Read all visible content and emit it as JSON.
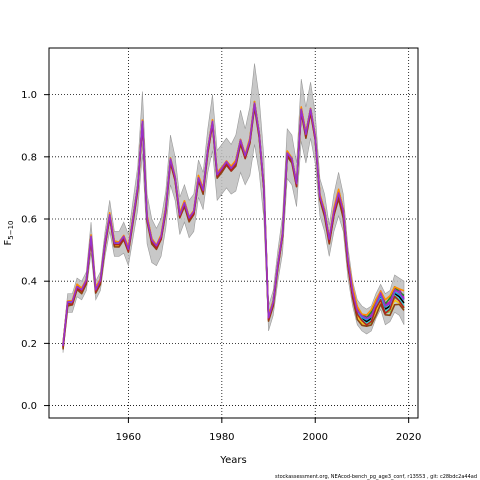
{
  "chart_data": {
    "type": "line",
    "title": "",
    "xlabel": "Years",
    "ylabel_main": "F",
    "ylabel_sub": "5−10",
    "xlim": [
      1943,
      2022
    ],
    "ylim": [
      -0.04,
      1.15
    ],
    "xticks": [
      1960,
      1980,
      2000,
      2020
    ],
    "yticks": [
      0.0,
      0.2,
      0.4,
      0.6,
      0.8,
      1.0
    ],
    "xtick_labels": [
      "1960",
      "1980",
      "2000",
      "2020"
    ],
    "ytick_labels": [
      "0.0",
      "0.2",
      "0.4",
      "0.6",
      "0.8",
      "1.0"
    ],
    "grid": true,
    "years": [
      1946,
      1947,
      1948,
      1949,
      1950,
      1951,
      1952,
      1953,
      1954,
      1955,
      1956,
      1957,
      1958,
      1959,
      1960,
      1961,
      1962,
      1963,
      1964,
      1965,
      1966,
      1967,
      1968,
      1969,
      1970,
      1971,
      1972,
      1973,
      1974,
      1975,
      1976,
      1977,
      1978,
      1979,
      1980,
      1981,
      1982,
      1983,
      1984,
      1985,
      1986,
      1987,
      1988,
      1989,
      1990,
      1991,
      1992,
      1993,
      1994,
      1995,
      1996,
      1997,
      1998,
      1999,
      2000,
      2001,
      2002,
      2003,
      2004,
      2005,
      2006,
      2007,
      2008,
      2009,
      2010,
      2011,
      2012,
      2013,
      2014,
      2015,
      2016,
      2017,
      2018,
      2019
    ],
    "base_F": [
      0.19,
      0.33,
      0.33,
      0.38,
      0.37,
      0.4,
      0.54,
      0.37,
      0.4,
      0.52,
      0.61,
      0.52,
      0.52,
      0.54,
      0.5,
      0.6,
      0.7,
      0.91,
      0.6,
      0.53,
      0.51,
      0.54,
      0.63,
      0.79,
      0.73,
      0.61,
      0.65,
      0.6,
      0.62,
      0.73,
      0.69,
      0.82,
      0.91,
      0.74,
      0.76,
      0.78,
      0.76,
      0.78,
      0.85,
      0.8,
      0.85,
      0.97,
      0.87,
      0.7,
      0.28,
      0.33,
      0.45,
      0.55,
      0.81,
      0.79,
      0.71,
      0.95,
      0.87,
      0.95,
      0.86,
      0.67,
      0.62,
      0.53,
      0.62,
      0.68,
      0.62,
      0.46,
      0.36,
      0.3,
      0.28,
      0.27,
      0.28,
      0.32,
      0.35,
      0.31,
      0.32,
      0.36,
      0.35,
      0.33
    ],
    "ci_half_width": [
      0.02,
      0.03,
      0.03,
      0.03,
      0.03,
      0.03,
      0.05,
      0.03,
      0.03,
      0.04,
      0.05,
      0.04,
      0.04,
      0.05,
      0.05,
      0.06,
      0.07,
      0.1,
      0.08,
      0.07,
      0.06,
      0.06,
      0.06,
      0.08,
      0.07,
      0.06,
      0.06,
      0.06,
      0.06,
      0.06,
      0.06,
      0.07,
      0.09,
      0.08,
      0.08,
      0.08,
      0.08,
      0.09,
      0.1,
      0.09,
      0.11,
      0.13,
      0.12,
      0.1,
      0.04,
      0.04,
      0.05,
      0.06,
      0.08,
      0.08,
      0.07,
      0.1,
      0.09,
      0.09,
      0.08,
      0.06,
      0.06,
      0.05,
      0.06,
      0.07,
      0.06,
      0.05,
      0.04,
      0.04,
      0.04,
      0.04,
      0.04,
      0.04,
      0.04,
      0.05,
      0.05,
      0.06,
      0.06,
      0.07
    ],
    "series": [
      {
        "color": "#000000",
        "offsets": [
          0,
          0.0
        ]
      },
      {
        "color": "#DF536B",
        "offsets": [
          0,
          0.01
        ]
      },
      {
        "color": "#61D04F",
        "offsets": [
          0,
          -0.01
        ]
      },
      {
        "color": "#2297E6",
        "offsets": [
          0,
          0.005
        ]
      },
      {
        "color": "#28E2E5",
        "offsets": [
          0,
          -0.005
        ]
      },
      {
        "color": "#CD0BBC",
        "offsets": [
          0,
          0.012
        ]
      },
      {
        "color": "#F5C710",
        "offsets": [
          0,
          -0.012
        ]
      },
      {
        "color": "#8B4513",
        "offsets": [
          0,
          -0.02
        ]
      },
      {
        "color": "#228B22",
        "offsets": [
          0,
          0.015
        ]
      },
      {
        "color": "#FF8C00",
        "offsets": [
          0,
          0.02
        ]
      },
      {
        "color": "#B22222",
        "offsets": [
          0,
          -0.008
        ]
      },
      {
        "color": "#9932CC",
        "offsets": [
          0,
          0.008
        ]
      }
    ],
    "band_color": "#bebebe"
  },
  "footer_text": "stockassessment.org, NEAcod-bench_pg_age3_conf, r13553 , git: c28bdc2a44ad"
}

__STATED EXERCISE__.
Your task is to copy the entries in full and exactly, without any images.

__SOLUTION TO THIS EXERCISE__.
Read all visible content and emit it as JSON.
{
  "chart_data": {
    "type": "line",
    "title": "",
    "xlabel": "Years",
    "ylabel_main": "F",
    "ylabel_sub": "5−10",
    "xlim": [
      1943,
      2022
    ],
    "ylim": [
      -0.04,
      1.15
    ],
    "xticks": [
      1960,
      1980,
      2000,
      2020
    ],
    "yticks": [
      0.0,
      0.2,
      0.4,
      0.6,
      0.8,
      1.0
    ],
    "xtick_labels": [
      "1960",
      "1980",
      "2000",
      "2020"
    ],
    "ytick_labels": [
      "0.0",
      "0.2",
      "0.4",
      "0.6",
      "0.8",
      "1.0"
    ],
    "grid": true,
    "years": [
      1946,
      1947,
      1948,
      1949,
      1950,
      1951,
      1952,
      1953,
      1954,
      1955,
      1956,
      1957,
      1958,
      1959,
      1960,
      1961,
      1962,
      1963,
      1964,
      1965,
      1966,
      1967,
      1968,
      1969,
      1970,
      1971,
      1972,
      1973,
      1974,
      1975,
      1976,
      1977,
      1978,
      1979,
      1980,
      1981,
      1982,
      1983,
      1984,
      1985,
      1986,
      1987,
      1988,
      1989,
      1990,
      1991,
      1992,
      1993,
      1994,
      1995,
      1996,
      1997,
      1998,
      1999,
      2000,
      2001,
      2002,
      2003,
      2004,
      2005,
      2006,
      2007,
      2008,
      2009,
      2010,
      2011,
      2012,
      2013,
      2014,
      2015,
      2016,
      2017,
      2018,
      2019
    ],
    "base_F": [
      0.19,
      0.33,
      0.33,
      0.38,
      0.37,
      0.4,
      0.54,
      0.37,
      0.4,
      0.52,
      0.61,
      0.52,
      0.52,
      0.54,
      0.5,
      0.6,
      0.7,
      0.91,
      0.6,
      0.53,
      0.51,
      0.54,
      0.63,
      0.79,
      0.73,
      0.61,
      0.65,
      0.6,
      0.62,
      0.73,
      0.69,
      0.82,
      0.91,
      0.74,
      0.76,
      0.78,
      0.76,
      0.78,
      0.85,
      0.8,
      0.85,
      0.97,
      0.87,
      0.7,
      0.28,
      0.33,
      0.45,
      0.55,
      0.81,
      0.79,
      0.71,
      0.95,
      0.87,
      0.95,
      0.86,
      0.67,
      0.62,
      0.53,
      0.62,
      0.68,
      0.62,
      0.46,
      0.36,
      0.3,
      0.28,
      0.27,
      0.28,
      0.32,
      0.35,
      0.31,
      0.32,
      0.36,
      0.35,
      0.33
    ],
    "ci_half_width": [
      0.02,
      0.03,
      0.03,
      0.03,
      0.03,
      0.03,
      0.05,
      0.03,
      0.03,
      0.04,
      0.05,
      0.04,
      0.04,
      0.05,
      0.05,
      0.06,
      0.07,
      0.1,
      0.08,
      0.07,
      0.06,
      0.06,
      0.06,
      0.08,
      0.07,
      0.06,
      0.06,
      0.06,
      0.06,
      0.06,
      0.06,
      0.07,
      0.09,
      0.08,
      0.08,
      0.08,
      0.08,
      0.09,
      0.1,
      0.09,
      0.11,
      0.13,
      0.12,
      0.1,
      0.04,
      0.04,
      0.05,
      0.06,
      0.08,
      0.08,
      0.07,
      0.1,
      0.09,
      0.09,
      0.08,
      0.06,
      0.06,
      0.05,
      0.06,
      0.07,
      0.06,
      0.05,
      0.04,
      0.04,
      0.04,
      0.04,
      0.04,
      0.04,
      0.04,
      0.05,
      0.05,
      0.06,
      0.06,
      0.07
    ],
    "series": [
      {
        "color": "#000000",
        "offsets": [
          0,
          0.0
        ]
      },
      {
        "color": "#DF536B",
        "offsets": [
          0,
          0.01
        ]
      },
      {
        "color": "#61D04F",
        "offsets": [
          0,
          -0.01
        ]
      },
      {
        "color": "#2297E6",
        "offsets": [
          0,
          0.005
        ]
      },
      {
        "color": "#28E2E5",
        "offsets": [
          0,
          -0.005
        ]
      },
      {
        "color": "#CD0BBC",
        "offsets": [
          0,
          0.012
        ]
      },
      {
        "color": "#F5C710",
        "offsets": [
          0,
          -0.012
        ]
      },
      {
        "color": "#8B4513",
        "offsets": [
          0,
          -0.02
        ]
      },
      {
        "color": "#228B22",
        "offsets": [
          0,
          0.015
        ]
      },
      {
        "color": "#FF8C00",
        "offsets": [
          0,
          0.02
        ]
      },
      {
        "color": "#B22222",
        "offsets": [
          0,
          -0.008
        ]
      },
      {
        "color": "#9932CC",
        "offsets": [
          0,
          0.008
        ]
      }
    ],
    "band_color": "#bebebe"
  },
  "footer_text": "stockassessment.org, NEAcod-bench_pg_age3_conf, r13553 , git: c28bdc2a44ad"
}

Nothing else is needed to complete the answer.